Each line in the entries below that holds the string "JSON" is to be listed.

** START **

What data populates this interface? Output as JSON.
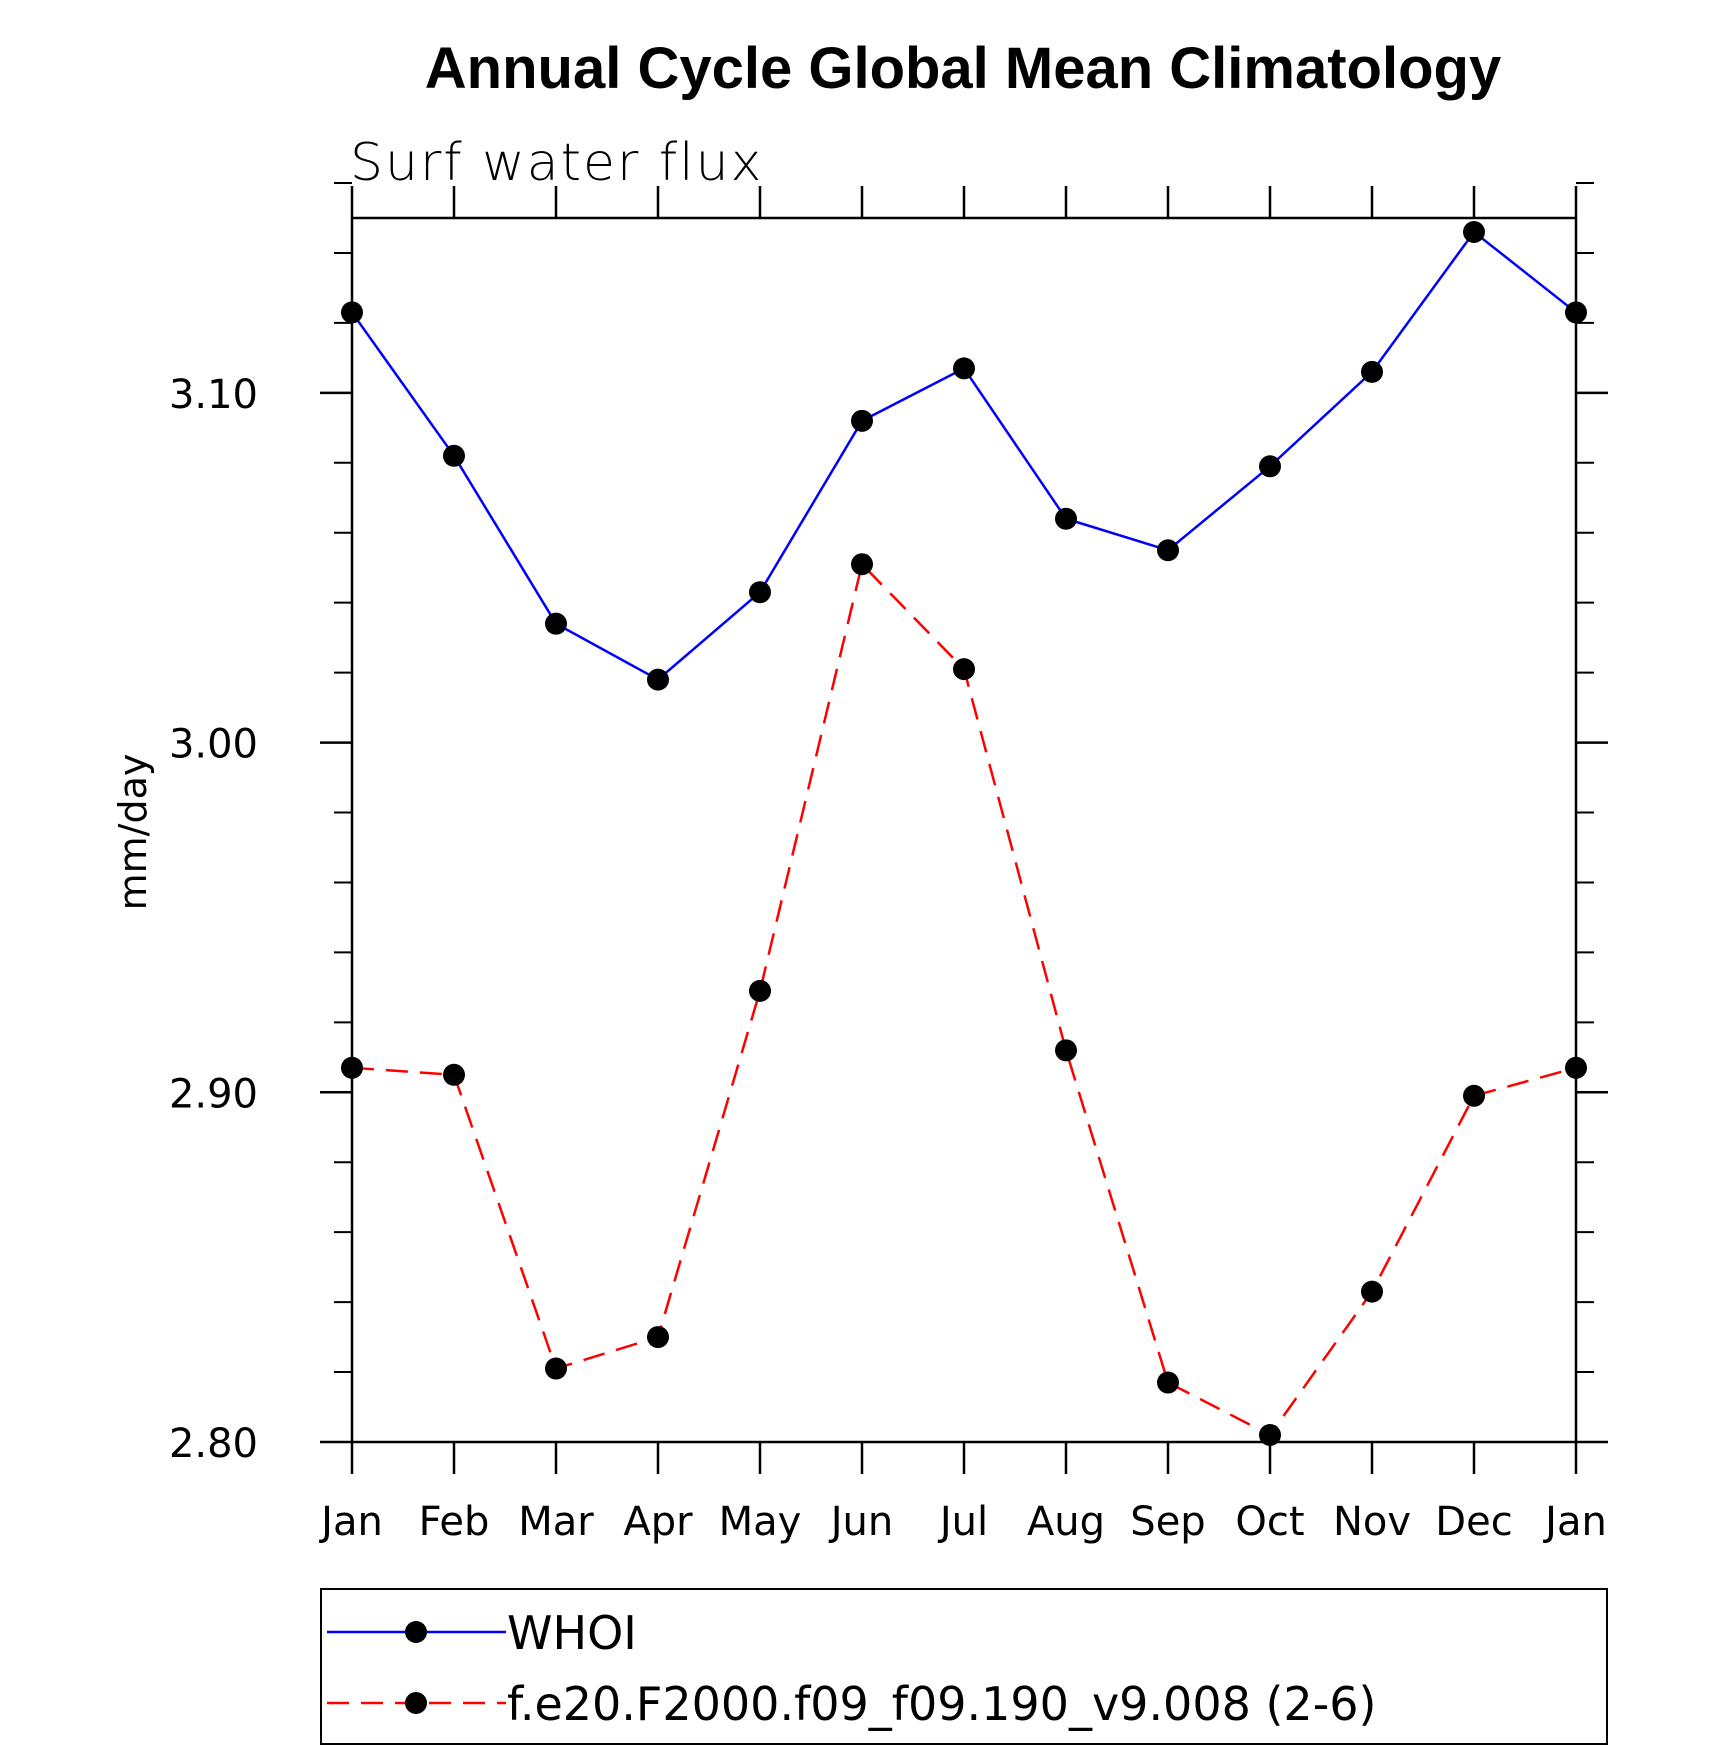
{
  "chart_data": {
    "type": "line",
    "title": "Annual Cycle Global Mean Climatology",
    "subtitle": "Surf water flux",
    "xlabel": "",
    "ylabel": "mm/day",
    "categories": [
      "Jan",
      "Feb",
      "Mar",
      "Apr",
      "May",
      "Jun",
      "Jul",
      "Aug",
      "Sep",
      "Oct",
      "Nov",
      "Dec",
      "Jan"
    ],
    "ylim": [
      2.8,
      3.15
    ],
    "yticks": [
      2.8,
      2.9,
      3.0,
      3.1
    ],
    "ytick_labels": [
      "2.80",
      "2.90",
      "3.00",
      "3.10"
    ],
    "y_minor_step": 0.02,
    "grid": false,
    "legend_position": "bottom",
    "series": [
      {
        "name": "WHOI",
        "color": "#0000ff",
        "line_style": "solid",
        "marker": "filled-circle",
        "values": [
          3.123,
          3.082,
          3.034,
          3.018,
          3.043,
          3.092,
          3.107,
          3.064,
          3.055,
          3.079,
          3.106,
          3.146,
          3.123
        ]
      },
      {
        "name": "f.e20.F2000.f09_f09.190_v9.008 (2-6)",
        "color": "#ff0000",
        "line_style": "dashed",
        "marker": "filled-circle",
        "values": [
          2.907,
          2.905,
          2.821,
          2.83,
          2.929,
          3.051,
          3.021,
          2.912,
          2.817,
          2.802,
          2.843,
          2.899,
          2.907
        ]
      }
    ]
  }
}
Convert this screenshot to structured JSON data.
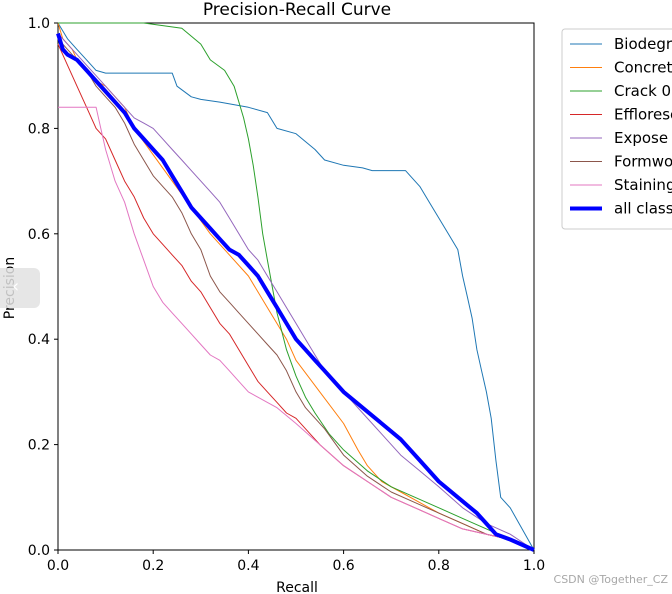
{
  "chart_data": {
    "type": "line",
    "title": "Precision-Recall Curve",
    "xlabel": "Recall",
    "ylabel": "Precision",
    "xlim": [
      0,
      1
    ],
    "ylim": [
      0,
      1
    ],
    "xticks": [
      "0.0",
      "0.2",
      "0.4",
      "0.6",
      "0.8",
      "1.0"
    ],
    "yticks": [
      "0.0",
      "0.2",
      "0.4",
      "0.6",
      "0.8",
      "1.0"
    ],
    "legend_position": "upper-right-outside",
    "series": [
      {
        "name": "Biodegr",
        "color": "#1f77b4",
        "width": 1,
        "x": [
          0,
          0.02,
          0.04,
          0.06,
          0.08,
          0.1,
          0.12,
          0.24,
          0.25,
          0.28,
          0.3,
          0.34,
          0.4,
          0.44,
          0.46,
          0.5,
          0.54,
          0.56,
          0.6,
          0.64,
          0.66,
          0.7,
          0.73,
          0.74,
          0.76,
          0.78,
          0.8,
          0.82,
          0.84,
          0.85,
          0.86,
          0.87,
          0.88,
          0.89,
          0.9,
          0.91,
          0.92,
          0.93,
          0.95,
          1.0
        ],
        "y": [
          1.0,
          0.97,
          0.95,
          0.93,
          0.91,
          0.905,
          0.905,
          0.905,
          0.88,
          0.86,
          0.855,
          0.85,
          0.84,
          0.83,
          0.8,
          0.79,
          0.76,
          0.74,
          0.73,
          0.725,
          0.72,
          0.72,
          0.72,
          0.71,
          0.69,
          0.66,
          0.63,
          0.6,
          0.57,
          0.52,
          0.48,
          0.44,
          0.38,
          0.34,
          0.3,
          0.25,
          0.17,
          0.1,
          0.08,
          0.0
        ]
      },
      {
        "name": "Concret",
        "color": "#ff7f0e",
        "width": 1,
        "x": [
          0,
          0.01,
          0.03,
          0.04,
          0.06,
          0.08,
          0.1,
          0.14,
          0.16,
          0.2,
          0.24,
          0.28,
          0.32,
          0.36,
          0.4,
          0.44,
          0.48,
          0.5,
          0.55,
          0.6,
          0.63,
          0.65,
          0.68,
          0.72,
          0.76,
          0.8,
          0.85,
          0.9,
          0.95,
          1.0
        ],
        "y": [
          1.0,
          0.97,
          0.95,
          0.93,
          0.91,
          0.89,
          0.88,
          0.84,
          0.8,
          0.75,
          0.7,
          0.65,
          0.6,
          0.56,
          0.52,
          0.46,
          0.4,
          0.36,
          0.3,
          0.24,
          0.19,
          0.16,
          0.13,
          0.11,
          0.09,
          0.07,
          0.05,
          0.03,
          0.02,
          0.0
        ]
      },
      {
        "name": "Crack 0",
        "color": "#2ca02c",
        "width": 1,
        "x": [
          0,
          0.18,
          0.26,
          0.3,
          0.32,
          0.35,
          0.37,
          0.38,
          0.39,
          0.4,
          0.41,
          0.42,
          0.43,
          0.44,
          0.45,
          0.46,
          0.48,
          0.5,
          0.52,
          0.54,
          0.57,
          0.6,
          0.65,
          0.7,
          0.75,
          0.8,
          0.85,
          0.9,
          0.95,
          1.0
        ],
        "y": [
          1.0,
          1.0,
          0.99,
          0.96,
          0.93,
          0.91,
          0.88,
          0.85,
          0.82,
          0.78,
          0.73,
          0.67,
          0.6,
          0.55,
          0.5,
          0.45,
          0.38,
          0.33,
          0.29,
          0.26,
          0.22,
          0.19,
          0.15,
          0.12,
          0.1,
          0.08,
          0.06,
          0.04,
          0.02,
          0.0
        ]
      },
      {
        "name": "Effloresc",
        "color": "#d62728",
        "width": 1,
        "x": [
          0,
          0.02,
          0.04,
          0.06,
          0.08,
          0.1,
          0.12,
          0.14,
          0.16,
          0.18,
          0.2,
          0.22,
          0.24,
          0.26,
          0.28,
          0.3,
          0.32,
          0.34,
          0.36,
          0.38,
          0.4,
          0.42,
          0.44,
          0.46,
          0.48,
          0.5,
          0.55,
          0.6,
          0.65,
          0.7,
          0.75,
          0.8,
          0.85,
          0.9,
          0.95,
          1.0
        ],
        "y": [
          0.96,
          0.92,
          0.88,
          0.84,
          0.8,
          0.78,
          0.74,
          0.7,
          0.67,
          0.63,
          0.6,
          0.58,
          0.56,
          0.54,
          0.51,
          0.49,
          0.46,
          0.43,
          0.41,
          0.38,
          0.35,
          0.32,
          0.3,
          0.28,
          0.26,
          0.25,
          0.2,
          0.16,
          0.13,
          0.1,
          0.08,
          0.06,
          0.04,
          0.03,
          0.02,
          0.0
        ]
      },
      {
        "name": "Expose",
        "color": "#9467bd",
        "width": 1,
        "x": [
          0,
          0.02,
          0.04,
          0.06,
          0.08,
          0.1,
          0.12,
          0.14,
          0.16,
          0.18,
          0.2,
          0.22,
          0.24,
          0.26,
          0.28,
          0.3,
          0.32,
          0.34,
          0.36,
          0.38,
          0.4,
          0.42,
          0.44,
          0.46,
          0.48,
          0.5,
          0.52,
          0.54,
          0.56,
          0.6,
          0.64,
          0.68,
          0.72,
          0.76,
          0.8,
          0.85,
          0.9,
          0.95,
          1.0
        ],
        "y": [
          0.98,
          0.96,
          0.94,
          0.92,
          0.9,
          0.88,
          0.86,
          0.84,
          0.82,
          0.81,
          0.8,
          0.78,
          0.76,
          0.74,
          0.72,
          0.7,
          0.68,
          0.66,
          0.63,
          0.6,
          0.57,
          0.55,
          0.52,
          0.49,
          0.46,
          0.43,
          0.4,
          0.37,
          0.34,
          0.3,
          0.26,
          0.22,
          0.18,
          0.15,
          0.12,
          0.08,
          0.05,
          0.03,
          0.0
        ]
      },
      {
        "name": "Formwo",
        "color": "#8c564b",
        "width": 1,
        "x": [
          0,
          0.02,
          0.04,
          0.06,
          0.08,
          0.1,
          0.12,
          0.14,
          0.16,
          0.18,
          0.2,
          0.22,
          0.24,
          0.26,
          0.28,
          0.3,
          0.32,
          0.34,
          0.36,
          0.38,
          0.4,
          0.42,
          0.44,
          0.46,
          0.48,
          0.5,
          0.52,
          0.56,
          0.6,
          0.65,
          0.7,
          0.75,
          0.8,
          0.85,
          0.9,
          0.95,
          1.0
        ],
        "y": [
          0.97,
          0.95,
          0.93,
          0.91,
          0.88,
          0.86,
          0.84,
          0.81,
          0.77,
          0.74,
          0.71,
          0.69,
          0.67,
          0.64,
          0.6,
          0.57,
          0.52,
          0.49,
          0.47,
          0.45,
          0.43,
          0.41,
          0.39,
          0.37,
          0.34,
          0.3,
          0.27,
          0.23,
          0.18,
          0.14,
          0.11,
          0.09,
          0.07,
          0.05,
          0.03,
          0.02,
          0.0
        ]
      },
      {
        "name": "Staining",
        "color": "#e377c2",
        "width": 1,
        "x": [
          0,
          0.05,
          0.08,
          0.09,
          0.1,
          0.12,
          0.14,
          0.16,
          0.18,
          0.2,
          0.22,
          0.24,
          0.26,
          0.28,
          0.3,
          0.32,
          0.34,
          0.36,
          0.38,
          0.4,
          0.42,
          0.44,
          0.46,
          0.5,
          0.55,
          0.6,
          0.65,
          0.7,
          0.75,
          0.8,
          0.85,
          0.9,
          0.95,
          1.0
        ],
        "y": [
          0.84,
          0.84,
          0.84,
          0.8,
          0.76,
          0.7,
          0.66,
          0.6,
          0.55,
          0.5,
          0.47,
          0.45,
          0.43,
          0.41,
          0.39,
          0.37,
          0.36,
          0.34,
          0.32,
          0.3,
          0.29,
          0.28,
          0.27,
          0.24,
          0.2,
          0.16,
          0.13,
          0.1,
          0.08,
          0.06,
          0.04,
          0.03,
          0.02,
          0.0
        ]
      },
      {
        "name": "all class",
        "color": "#0000ff",
        "width": 4,
        "x": [
          0,
          0.01,
          0.02,
          0.04,
          0.06,
          0.08,
          0.1,
          0.12,
          0.14,
          0.16,
          0.18,
          0.2,
          0.22,
          0.24,
          0.26,
          0.28,
          0.3,
          0.32,
          0.34,
          0.36,
          0.38,
          0.4,
          0.42,
          0.44,
          0.46,
          0.48,
          0.5,
          0.52,
          0.54,
          0.56,
          0.6,
          0.64,
          0.68,
          0.72,
          0.76,
          0.8,
          0.84,
          0.88,
          0.9,
          0.92,
          0.95,
          1.0
        ],
        "y": [
          0.98,
          0.95,
          0.94,
          0.93,
          0.91,
          0.89,
          0.87,
          0.85,
          0.83,
          0.8,
          0.78,
          0.76,
          0.74,
          0.71,
          0.68,
          0.65,
          0.63,
          0.61,
          0.59,
          0.57,
          0.56,
          0.54,
          0.52,
          0.49,
          0.46,
          0.43,
          0.4,
          0.38,
          0.36,
          0.34,
          0.3,
          0.27,
          0.24,
          0.21,
          0.17,
          0.13,
          0.1,
          0.07,
          0.05,
          0.03,
          0.02,
          0.0
        ]
      }
    ]
  },
  "watermark": "CSDN @Together_CZ",
  "side_tab_glyph": "‹"
}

** END **

RESPONSE
What data populates this interface? Output as JSON.
Convert this screenshot to structured JSON data.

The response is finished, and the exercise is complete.